● **Problems to solve**
A - In the forum thread about a 250RS in Australia, why does Joe/GA suggest he is unlikely to haul his Outback to Australia? Answer in one to three sentences.
B - Carry on the forum thread about a 250RS in Australia from the point where it stops.

━━━ Source passage ━━━

# 250Rs In Australia



## supdawgpr (Nov 19, 2011)

Just a quick note to the forum. We have just imported from America our First 250RS to Geelong Australia. Spreading the Outbacks around the world.

Thanks for all the info on the site, made our decision to buy an outback an easy one.

Just got one question what do you need hose wise to pump out the black tanks?

There is space in the rear bumper for a hose can anyone give me a heads up on what I need.

Anyway hope to post some photos of it on the Great Ocean Road soon.

Talk Soon


----------



## Joe/GA (Aug 14, 2009)

supdawgpr said:


> Just a quick note to the forum. We have just imported from America our First 250RS to Geelong Australia. Spreading the Outbacks around the world.
> 
> Thanks for all the info on the site, made our decision to buy an outback an easy one.
> 
> ...


That's is sooooo cool! How appropriate to see an Outback in the Outback! Can't wait to see pics! Congratulations on your new Outback. We love ours. 
Back in the late 70's, I made a trip to Sydney and fell in love with Australia. I'd love to haul my Outback over there and see more of your great country. However, I'll be lucky if I can afford to see all of our country! LOL!

━━━ Data records ━━━

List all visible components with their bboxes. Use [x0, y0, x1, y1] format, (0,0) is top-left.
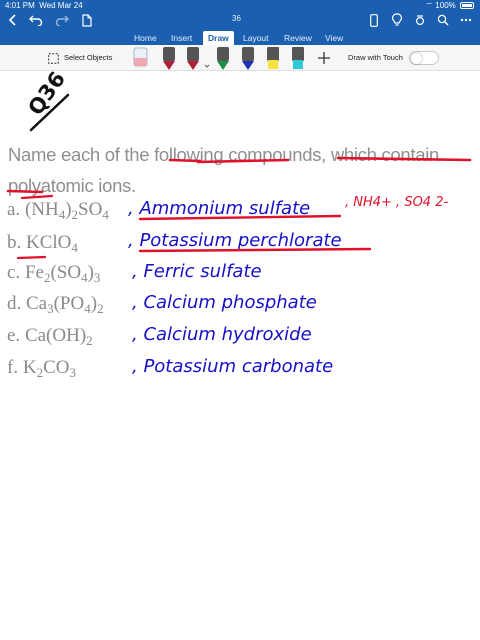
- underline-answer-b: [138, 247, 372, 253]
- formula-subscript: 4: [71, 240, 78, 255]
- compound-formula: (NH4)2SO4: [24, 199, 109, 222]
- compound-b: b. KClO4: [7, 232, 78, 254]
- lightbulb-icon[interactable]: [390, 12, 404, 28]
- formula-subscript: 3: [69, 365, 76, 380]
- pen-red-selected[interactable]: [187, 47, 210, 70]
- pen-blue[interactable]: [242, 47, 254, 70]
- select-objects-button[interactable]: Select Objects: [64, 53, 112, 62]
- formula-part: Ca(OH): [24, 325, 87, 346]
- answer-a: , Ammonium sulfate: [128, 198, 310, 219]
- compound-e: e. Ca(OH)2: [7, 325, 93, 347]
- formula-part: CO: [43, 357, 70, 378]
- status-time: 4:01 PM Wed Mar 24: [5, 1, 83, 10]
- formula-part: KClO: [26, 232, 72, 253]
- tab-home[interactable]: Home: [129, 31, 162, 45]
- compound-formula: Ca3(PO4)2: [26, 293, 104, 316]
- formula-subscript: 2: [86, 333, 93, 348]
- question-text: Name each of the following compounds, wh…: [8, 144, 440, 196]
- highlighter-cyan[interactable]: [292, 47, 304, 69]
- tab-layout[interactable]: Layout: [238, 31, 274, 45]
- redo-button[interactable]: [54, 12, 70, 28]
- phone-view-icon[interactable]: [367, 12, 381, 28]
- lasso-select-icon[interactable]: [47, 52, 59, 64]
- status-right: ⌔ 100%: [426, 1, 474, 11]
- battery-percent: 100%: [435, 1, 456, 10]
- compound-letter: d.: [7, 293, 22, 314]
- compound-a: a. (NH4)2SO4: [7, 199, 109, 221]
- wifi-icon: ⌔: [425, 1, 434, 10]
- compound-formula: K2CO3: [22, 357, 76, 380]
- compound-d: d. Ca3(PO4)2: [7, 293, 104, 315]
- add-pen-button[interactable]: [317, 51, 331, 65]
- formula-subscript: 2: [97, 301, 104, 316]
- formula-part: Ca: [26, 293, 48, 314]
- answer-e: , Calcium hydroxide: [132, 324, 312, 345]
- compound-letter: c.: [7, 262, 21, 283]
- compound-c: c. Fe2(SO4)3: [7, 262, 100, 284]
- formula-part: (NH: [24, 199, 59, 220]
- draw-ribbon: Select Objects Draw with Touch: [0, 45, 480, 71]
- status-bar: 4:01 PM Wed Mar 24 ⌔ 100%: [0, 0, 480, 12]
- formula-subscript: 3: [93, 270, 101, 285]
- compound-letter: e.: [7, 325, 21, 346]
- app-bar: 4:01 PM Wed Mar 24 ⌔ 100% 36 Home Insert: [0, 0, 480, 45]
- label-slash: [29, 93, 70, 132]
- answer-c: , Ferric sulfate: [132, 261, 262, 282]
- compound-letter: f.: [7, 357, 19, 378]
- more-icon[interactable]: [458, 12, 474, 28]
- highlighter-yellow[interactable]: [267, 47, 279, 69]
- compound-letter: b.: [7, 232, 22, 253]
- page-count: 36: [232, 14, 241, 23]
- draw-with-touch-label: Draw with Touch: [348, 53, 403, 62]
- search-icon[interactable]: [436, 12, 450, 28]
- ink-layer: Q36 , Ammonium sulfate , Potassium perch…: [6, 67, 472, 377]
- compound-formula: Fe2(SO4)3: [24, 262, 101, 285]
- compound-formula: Ca(OH)2: [24, 325, 93, 348]
- answer-b: , Potassium perchlorate: [128, 230, 342, 251]
- battery-icon: [460, 2, 474, 9]
- share-icon[interactable]: [413, 12, 427, 28]
- formula-part: K: [22, 357, 37, 378]
- ribbon-tabs: Home Insert Draw Layout Review View: [0, 31, 480, 45]
- formula-part: SO: [78, 199, 103, 220]
- tab-insert[interactable]: Insert: [166, 31, 197, 45]
- answer-d: , Calcium phosphate: [132, 292, 317, 313]
- tab-view[interactable]: View: [320, 31, 348, 45]
- underline-answer-a: [138, 214, 342, 221]
- formula-subscript: 4: [102, 207, 109, 222]
- mark-b: [16, 255, 47, 260]
- pen-tools: [133, 47, 304, 70]
- file-icon[interactable]: [80, 12, 94, 28]
- pen-green[interactable]: [217, 47, 229, 70]
- pen-dark-red[interactable]: [163, 47, 175, 70]
- question-label: Q36: [23, 67, 70, 119]
- compound-letter: a.: [7, 199, 21, 220]
- eraser-tool[interactable]: [133, 47, 148, 67]
- tab-review[interactable]: Review: [279, 31, 317, 45]
- draw-with-touch-toggle[interactable]: [409, 51, 439, 65]
- formula-part: (SO: [50, 262, 82, 283]
- tab-draw[interactable]: Draw: [203, 31, 234, 45]
- formula-part: (PO: [53, 293, 85, 314]
- formula-part: Fe: [24, 262, 44, 283]
- compound-formula: KClO4: [26, 232, 78, 255]
- compound-f: f. K2CO3: [7, 357, 76, 379]
- undo-button[interactable]: [28, 12, 44, 28]
- back-button[interactable]: [6, 12, 20, 28]
- answer-f: , Potassium carbonate: [132, 356, 333, 377]
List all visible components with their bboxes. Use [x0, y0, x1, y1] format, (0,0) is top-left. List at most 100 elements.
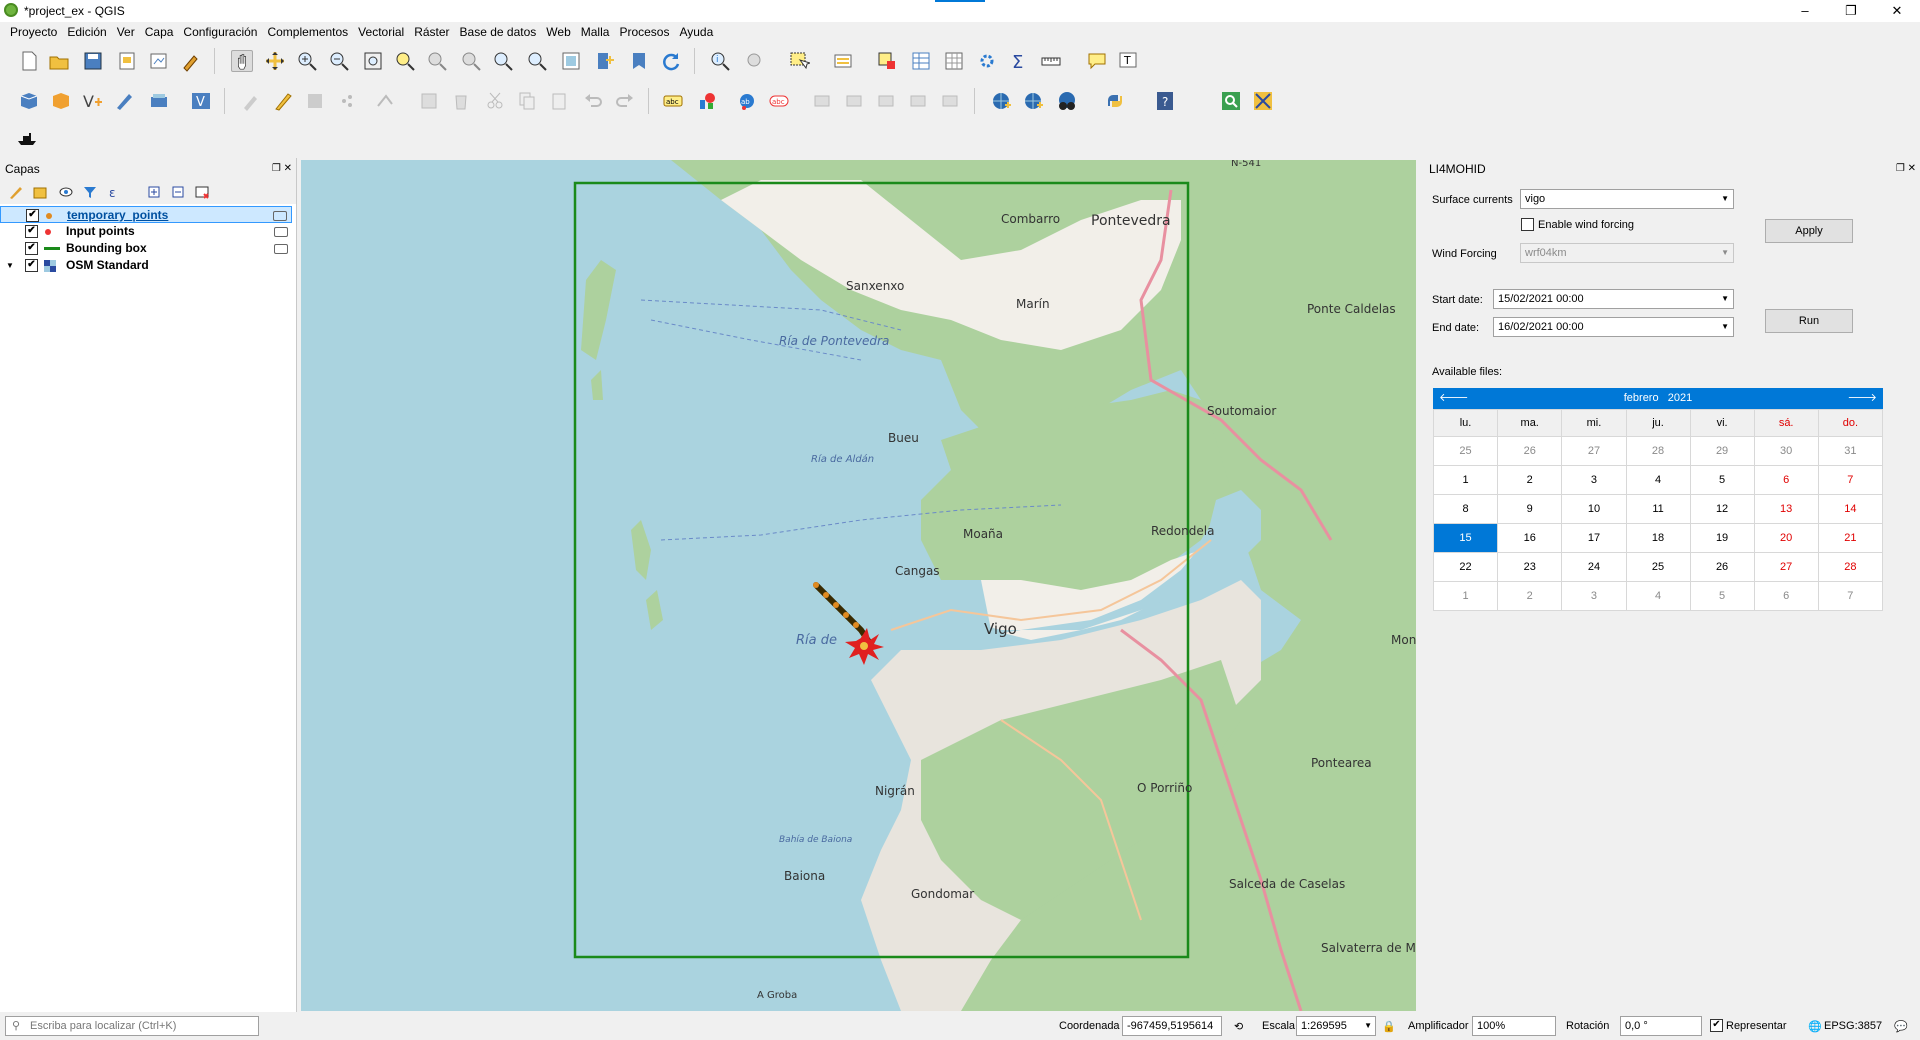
- attribute-table-icon[interactable]: [910, 50, 932, 72]
- next-month-arrow-icon[interactable]: 🡒: [1848, 388, 1878, 409]
- toggle-extents-icon[interactable]: ⟲: [1234, 1020, 1243, 1033]
- undo-icon[interactable]: [582, 90, 604, 112]
- calendar-day[interactable]: 3: [1561, 581, 1627, 611]
- calendar-day[interactable]: 1: [1432, 581, 1499, 611]
- calendar-day[interactable]: 12: [1689, 494, 1755, 524]
- layer-diagram-icon[interactable]: [696, 90, 718, 112]
- run-button[interactable]: Run: [1765, 309, 1853, 333]
- new-geopackage-layer-icon[interactable]: [50, 90, 72, 112]
- paste-features-icon[interactable]: [548, 90, 570, 112]
- virtual-layer-icon[interactable]: V: [190, 90, 212, 112]
- save-project-icon[interactable]: [82, 50, 104, 72]
- layer-row-bounding-box[interactable]: ✔ Bounding box: [0, 240, 292, 257]
- toggle-editing-icon[interactable]: [272, 90, 294, 112]
- calendar-day[interactable]: 26: [1497, 436, 1563, 466]
- layer-row-input-points[interactable]: ✔ Input points: [0, 223, 292, 240]
- calendar-day[interactable]: 16: [1497, 523, 1563, 553]
- style-manager-icon[interactable]: [180, 50, 202, 72]
- calendar-day[interactable]: 31: [1817, 436, 1884, 466]
- help-icon[interactable]: ?: [1154, 90, 1176, 112]
- calendar-day[interactable]: 20: [1753, 523, 1819, 553]
- show-hide-labels-icon[interactable]: [812, 90, 834, 112]
- menu-raster[interactable]: Ráster: [409, 22, 454, 42]
- calendar-day[interactable]: 25: [1625, 552, 1691, 582]
- coordinate-field[interactable]: -967459,5195614: [1122, 1016, 1222, 1036]
- menu-web[interactable]: Web: [541, 22, 575, 42]
- metasearch-icon[interactable]: [1056, 90, 1078, 112]
- scale-combo[interactable]: 1:269595 ▼: [1296, 1016, 1376, 1036]
- layer-labeling-icon[interactable]: abc: [662, 90, 684, 112]
- calendar-day[interactable]: 26: [1689, 552, 1755, 582]
- apply-button[interactable]: Apply: [1765, 219, 1853, 243]
- new-print-layout-icon[interactable]: [116, 50, 138, 72]
- new-spatialite-layer-icon[interactable]: [114, 90, 136, 112]
- calendar-day[interactable]: 6: [1753, 465, 1819, 495]
- add-point-feature-icon[interactable]: [336, 90, 358, 112]
- add-wms-layer-icon[interactable]: [990, 90, 1012, 112]
- select-features-icon[interactable]: [788, 50, 810, 72]
- chevron-down-icon[interactable]: ▼: [1721, 318, 1729, 336]
- layer-indicator-icon[interactable]: [274, 227, 288, 237]
- filter-legend-icon[interactable]: [82, 184, 98, 200]
- select-by-value-icon[interactable]: [832, 50, 854, 72]
- vertex-tool-icon[interactable]: [374, 90, 396, 112]
- locator-search-input[interactable]: ⚲ Escriba para localizar (Ctrl+K): [5, 1016, 259, 1036]
- layout-manager-icon[interactable]: [148, 50, 170, 72]
- statistics-icon[interactable]: Σ: [1008, 50, 1030, 72]
- zoom-native-icon[interactable]: [460, 50, 482, 72]
- calendar-day[interactable]: 19: [1689, 523, 1755, 553]
- calendar-day[interactable]: 1: [1432, 465, 1499, 495]
- zoom-in-icon[interactable]: [296, 50, 318, 72]
- calendar-day[interactable]: 25: [1432, 436, 1499, 466]
- copy-features-icon[interactable]: [516, 90, 538, 112]
- add-wfs-layer-icon[interactable]: [1022, 90, 1044, 112]
- close-button[interactable]: ✕: [1874, 0, 1920, 22]
- label-properties-icon[interactable]: [940, 90, 962, 112]
- new-project-icon[interactable]: [18, 50, 40, 72]
- end-date-input[interactable]: 16/02/2021 00:00 ▼: [1493, 317, 1734, 337]
- data-source-manager-icon[interactable]: [18, 90, 40, 112]
- expand-all-icon[interactable]: [146, 184, 162, 200]
- calendar-day[interactable]: 28: [1625, 436, 1691, 466]
- calendar-day[interactable]: 14: [1817, 494, 1884, 524]
- highlight-pinned-labels-icon[interactable]: ab: [736, 90, 758, 112]
- surface-currents-select[interactable]: vigo ▼: [1520, 189, 1734, 209]
- menu-ver[interactable]: Ver: [112, 22, 140, 42]
- calendar-day[interactable]: 11: [1625, 494, 1691, 524]
- menu-procesos[interactable]: Procesos: [614, 22, 674, 42]
- pin-labels-icon[interactable]: abc: [768, 90, 790, 112]
- zoom-to-selection-icon[interactable]: [394, 50, 416, 72]
- layer-row-osm-standard[interactable]: ▼ ✔ OSM Standard: [0, 257, 292, 274]
- plugin-search-icon[interactable]: [1220, 90, 1242, 112]
- calendar-day[interactable]: 5: [1689, 465, 1755, 495]
- zoom-next-icon[interactable]: [526, 50, 548, 72]
- layer-name[interactable]: OSM Standard: [66, 257, 149, 274]
- run-feature-action-icon[interactable]: [744, 50, 766, 72]
- current-edits-icon[interactable]: [240, 90, 262, 112]
- layer-row-temporary-points[interactable]: ✔ temporary_points: [0, 206, 292, 223]
- toolbox-icon[interactable]: [976, 50, 998, 72]
- magnifier-spinbox[interactable]: 100%: [1472, 1016, 1556, 1036]
- change-label-icon[interactable]: [908, 90, 930, 112]
- calendar-day[interactable]: 29: [1689, 436, 1755, 466]
- map-tips-icon[interactable]: [1086, 50, 1108, 72]
- map-render[interactable]: Pontevedra Combarro Sanxenxo Marín Ría d…: [301, 160, 1416, 1011]
- li4mohid-plugin-icon[interactable]: [1252, 90, 1274, 112]
- open-project-icon[interactable]: [48, 50, 70, 72]
- menu-base-de-datos[interactable]: Base de datos: [455, 22, 542, 42]
- field-calculator-icon[interactable]: [943, 50, 965, 72]
- menu-vectorial[interactable]: Vectorial: [353, 22, 409, 42]
- new-temporary-layer-icon[interactable]: [148, 90, 170, 112]
- panel-dock-buttons[interactable]: ❐ ✕: [272, 163, 292, 174]
- calendar-day[interactable]: 28: [1817, 552, 1884, 582]
- maximize-button[interactable]: ❐: [1828, 0, 1874, 22]
- expand-arrow-icon[interactable]: ▼: [6, 257, 14, 274]
- layer-visibility-checkbox[interactable]: ✔: [26, 209, 39, 222]
- menu-edicion[interactable]: Edición: [62, 22, 111, 42]
- layer-visibility-checkbox[interactable]: ✔: [25, 225, 38, 238]
- python-console-icon[interactable]: [1104, 90, 1126, 112]
- identify-features-icon[interactable]: i: [709, 50, 731, 72]
- calendar-day[interactable]: 13: [1753, 494, 1819, 524]
- panel-dock-buttons[interactable]: ❐ ✕: [1896, 163, 1916, 174]
- minimize-button[interactable]: –: [1782, 0, 1828, 22]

━━━

● **Responses by task**
A - Joe/GA would love to haul his Outback to Australia, but he says he'll be lucky if he can even afford to see all of his own country. The cost is what holds him back.

B -
Many of us have learned the hard way that you must buy quality when it pertains to sewer hoses. I prefer the Rhino flex. Click here: My link I've ordered from PPL several times and they have always been good for me.
Enjoy your new Outback and be sure to share your adventures with us!


----------



## gzaleski (Aug 29, 2009)

Welcome to Outbackers frome Georgia!









Enjoy your new Outback!


----------



## CamperAndy (Aug 26, 2004)

I am guessing that your connections may be different then ours so our hoses may not connect to your systems. That said the Rhino Flex is a very good and durable hose. Any chance you can tell us more about where and how you will use the trailer? Pictures are also always welcome.


----------



## TeamCyBo (Oct 22, 2011)

WELCOME!!! to Outbackers we are happy to have you here! Enjoy your new camper.

Happy Camping









Bo


----------



## supdawgpr (Nov 19, 2011)

Joe/GA said:


> Just a quick note to the forum. We have just imported from America our First 250RS to Geelong Australia. Spreading the Outbacks around the world.
> 
> Thanks for all the info on the site, made our decision to buy an outback an easy one.
> 
> ...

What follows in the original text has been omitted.